State the number of lines with the string "color" in them, and nothing else.

(Records from a collection)
━━━━━━━━
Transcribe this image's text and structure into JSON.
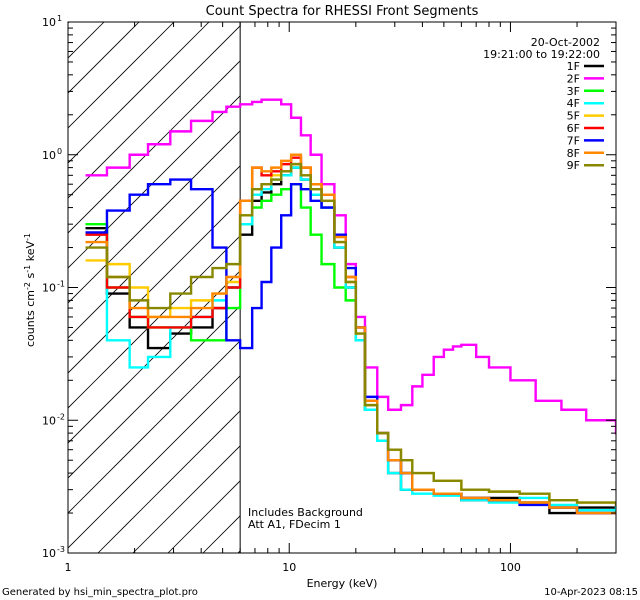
{
  "chart_data": {
    "type": "line",
    "title": "Count Spectra for RHESSI Front Segments",
    "xlabel": "Energy (keV)",
    "ylabel_parts": [
      "counts cm",
      "-2",
      " s",
      "-1",
      " keV",
      "-1"
    ],
    "xscale": "log",
    "yscale": "log",
    "xlim": [
      1,
      300
    ],
    "ylim": [
      0.001,
      10
    ],
    "x_ticks": [
      {
        "value": 1,
        "label": "1"
      },
      {
        "value": 10,
        "label": "10"
      },
      {
        "value": 100,
        "label": "100"
      }
    ],
    "y_ticks": [
      {
        "value": 10,
        "base": "10",
        "exp": "1"
      },
      {
        "value": 1,
        "base": "10",
        "exp": "0"
      },
      {
        "value": 0.1,
        "base": "10",
        "exp": "-1"
      },
      {
        "value": 0.01,
        "base": "10",
        "exp": "-2"
      },
      {
        "value": 0.001,
        "base": "10",
        "exp": "-3"
      }
    ],
    "attenuator_energy": 6,
    "hatched_region": [
      1,
      6
    ],
    "date": "20-Oct-2002",
    "time_range": "19:21:00 to 19:22:00",
    "annotations": [
      "Includes Background",
      "Att A1, FDecim 1"
    ],
    "series": [
      {
        "name": "1F",
        "color": "#000000",
        "x": [
          1.2,
          1.5,
          1.9,
          2.3,
          2.9,
          3.6,
          4.5,
          5.2,
          6.0,
          6.8,
          7.5,
          8.3,
          9.2,
          10.2,
          11.3,
          12.5,
          14,
          16,
          18,
          20,
          22,
          25,
          28,
          32,
          36,
          45,
          60,
          80,
          110,
          150,
          200,
          300
        ],
        "y": [
          0.28,
          0.09,
          0.05,
          0.035,
          0.045,
          0.05,
          0.07,
          0.1,
          0.25,
          0.45,
          0.52,
          0.6,
          0.7,
          0.8,
          0.65,
          0.5,
          0.4,
          0.2,
          0.1,
          0.04,
          0.012,
          0.007,
          0.004,
          0.003,
          0.003,
          0.0028,
          0.0025,
          0.0026,
          0.0024,
          0.002,
          0.0022,
          0.002
        ]
      },
      {
        "name": "2F",
        "color": "#ff00ff",
        "x": [
          1.2,
          1.5,
          1.9,
          2.3,
          2.9,
          3.6,
          4.5,
          5.2,
          6.0,
          6.8,
          7.5,
          8.3,
          9.2,
          10.2,
          11.3,
          12.5,
          14,
          16,
          18,
          20,
          22,
          25,
          28,
          32,
          36,
          40,
          45,
          50,
          55,
          60,
          70,
          80,
          100,
          130,
          170,
          220,
          300
        ],
        "y": [
          0.7,
          0.8,
          1.0,
          1.2,
          1.5,
          1.8,
          2.1,
          2.3,
          2.4,
          2.5,
          2.6,
          2.6,
          2.4,
          1.9,
          1.4,
          1.0,
          0.6,
          0.35,
          0.15,
          0.06,
          0.025,
          0.015,
          0.012,
          0.013,
          0.018,
          0.022,
          0.03,
          0.034,
          0.036,
          0.037,
          0.03,
          0.025,
          0.02,
          0.014,
          0.012,
          0.01,
          0.008
        ]
      },
      {
        "name": "3F",
        "color": "#00ff00",
        "x": [
          1.2,
          1.5,
          1.9,
          2.3,
          2.9,
          3.6,
          4.5,
          5.2,
          6.0,
          6.8,
          7.5,
          8.3,
          9.2,
          10.2,
          11.3,
          12.5,
          14,
          16,
          18,
          20,
          22,
          25,
          28,
          32,
          36,
          45,
          60,
          80,
          110,
          150,
          200,
          300
        ],
        "y": [
          0.3,
          0.1,
          0.06,
          0.05,
          0.05,
          0.04,
          0.04,
          0.07,
          0.3,
          0.4,
          0.45,
          0.5,
          0.55,
          0.6,
          0.4,
          0.25,
          0.15,
          0.1,
          0.08,
          0.04,
          0.012,
          0.007,
          0.005,
          0.004,
          0.003,
          0.0028,
          0.0026,
          0.0025,
          0.0024,
          0.0022,
          0.002,
          0.0021
        ]
      },
      {
        "name": "4F",
        "color": "#00ffff",
        "x": [
          1.2,
          1.5,
          1.9,
          2.3,
          2.9,
          3.6,
          4.5,
          5.2,
          6.0,
          6.8,
          7.5,
          8.3,
          9.2,
          10.2,
          11.3,
          12.5,
          14,
          16,
          18,
          20,
          22,
          25,
          28,
          32,
          36,
          45,
          60,
          80,
          110,
          150,
          200,
          300
        ],
        "y": [
          0.25,
          0.04,
          0.025,
          0.03,
          0.05,
          0.06,
          0.08,
          0.1,
          0.3,
          0.5,
          0.55,
          0.65,
          0.7,
          0.8,
          0.65,
          0.5,
          0.4,
          0.2,
          0.1,
          0.04,
          0.012,
          0.007,
          0.004,
          0.003,
          0.0028,
          0.0027,
          0.0025,
          0.0024,
          0.0026,
          0.0023,
          0.0021,
          0.0022
        ]
      },
      {
        "name": "5F",
        "color": "#ffcc00",
        "x": [
          1.2,
          1.5,
          1.9,
          2.3,
          2.9,
          3.6,
          4.5,
          5.2,
          6.0,
          6.8,
          7.5,
          8.3,
          9.2,
          10.2,
          11.3,
          12.5,
          14,
          16,
          18,
          20,
          22,
          25,
          28,
          32,
          36,
          45,
          60,
          80,
          110,
          150,
          200,
          300
        ],
        "y": [
          0.16,
          0.15,
          0.1,
          0.06,
          0.07,
          0.08,
          0.09,
          0.11,
          0.35,
          0.55,
          0.6,
          0.7,
          0.75,
          0.85,
          0.7,
          0.55,
          0.45,
          0.22,
          0.11,
          0.045,
          0.013,
          0.008,
          0.006,
          0.005,
          0.004,
          0.0035,
          0.003,
          0.0029,
          0.0028,
          0.0025,
          0.0024,
          0.0023
        ]
      },
      {
        "name": "6F",
        "color": "#ff0000",
        "x": [
          1.2,
          1.5,
          1.9,
          2.3,
          2.9,
          3.6,
          4.5,
          5.2,
          6.0,
          6.8,
          7.5,
          8.3,
          9.2,
          10.2,
          11.3,
          12.5,
          14,
          16,
          18,
          20,
          22,
          25,
          28,
          32,
          36,
          45,
          60,
          80,
          110,
          150,
          200,
          300
        ],
        "y": [
          0.25,
          0.1,
          0.06,
          0.05,
          0.05,
          0.06,
          0.07,
          0.1,
          0.45,
          0.8,
          0.7,
          0.75,
          0.85,
          0.95,
          0.8,
          0.6,
          0.5,
          0.25,
          0.12,
          0.05,
          0.014,
          0.008,
          0.005,
          0.004,
          0.003,
          0.0028,
          0.0026,
          0.0025,
          0.0024,
          0.0022,
          0.002,
          0.002
        ]
      },
      {
        "name": "7F",
        "color": "#0000ff",
        "x": [
          1.2,
          1.5,
          1.9,
          2.3,
          2.9,
          3.6,
          4.5,
          5.2,
          6.0,
          6.8,
          7.5,
          8.3,
          9.2,
          10.2,
          11.3,
          12.5,
          14,
          16,
          18,
          20,
          22,
          25,
          28,
          32,
          36,
          45,
          60,
          80,
          110,
          150,
          200,
          300
        ],
        "y": [
          0.26,
          0.38,
          0.5,
          0.6,
          0.65,
          0.55,
          0.2,
          0.04,
          0.035,
          0.07,
          0.11,
          0.2,
          0.35,
          0.6,
          0.55,
          0.45,
          0.4,
          0.25,
          0.14,
          0.05,
          0.015,
          0.008,
          0.005,
          0.004,
          0.003,
          0.0028,
          0.0026,
          0.0025,
          0.0023,
          0.0022,
          0.002,
          0.002
        ]
      },
      {
        "name": "8F",
        "color": "#ff8800",
        "x": [
          1.2,
          1.5,
          1.9,
          2.3,
          2.9,
          3.6,
          4.5,
          5.2,
          6.0,
          6.8,
          7.5,
          8.3,
          9.2,
          10.2,
          11.3,
          12.5,
          14,
          16,
          18,
          20,
          22,
          25,
          28,
          32,
          36,
          45,
          60,
          80,
          110,
          150,
          200,
          300
        ],
        "y": [
          0.22,
          0.12,
          0.07,
          0.06,
          0.06,
          0.07,
          0.09,
          0.12,
          0.45,
          0.8,
          0.75,
          0.8,
          0.9,
          1.0,
          0.8,
          0.6,
          0.5,
          0.24,
          0.12,
          0.05,
          0.014,
          0.008,
          0.005,
          0.004,
          0.003,
          0.0028,
          0.0026,
          0.0025,
          0.0024,
          0.0022,
          0.002,
          0.002
        ]
      },
      {
        "name": "9F",
        "color": "#888800",
        "x": [
          1.2,
          1.5,
          1.9,
          2.3,
          2.9,
          3.6,
          4.5,
          5.2,
          6.0,
          6.8,
          7.5,
          8.3,
          9.2,
          10.2,
          11.3,
          12.5,
          14,
          16,
          18,
          20,
          22,
          25,
          28,
          32,
          36,
          45,
          60,
          80,
          110,
          150,
          200,
          300
        ],
        "y": [
          0.2,
          0.12,
          0.08,
          0.07,
          0.09,
          0.12,
          0.14,
          0.15,
          0.35,
          0.55,
          0.6,
          0.65,
          0.75,
          0.85,
          0.7,
          0.55,
          0.45,
          0.22,
          0.11,
          0.045,
          0.013,
          0.008,
          0.006,
          0.005,
          0.004,
          0.0035,
          0.003,
          0.0029,
          0.0028,
          0.0025,
          0.0024,
          0.0023
        ]
      }
    ]
  },
  "footer": {
    "generator": "Generated by hsi_min_spectra_plot.pro",
    "timestamp": "10-Apr-2023 08:15"
  }
}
━━━━━━━━
## CORRECT OUTPUT:
9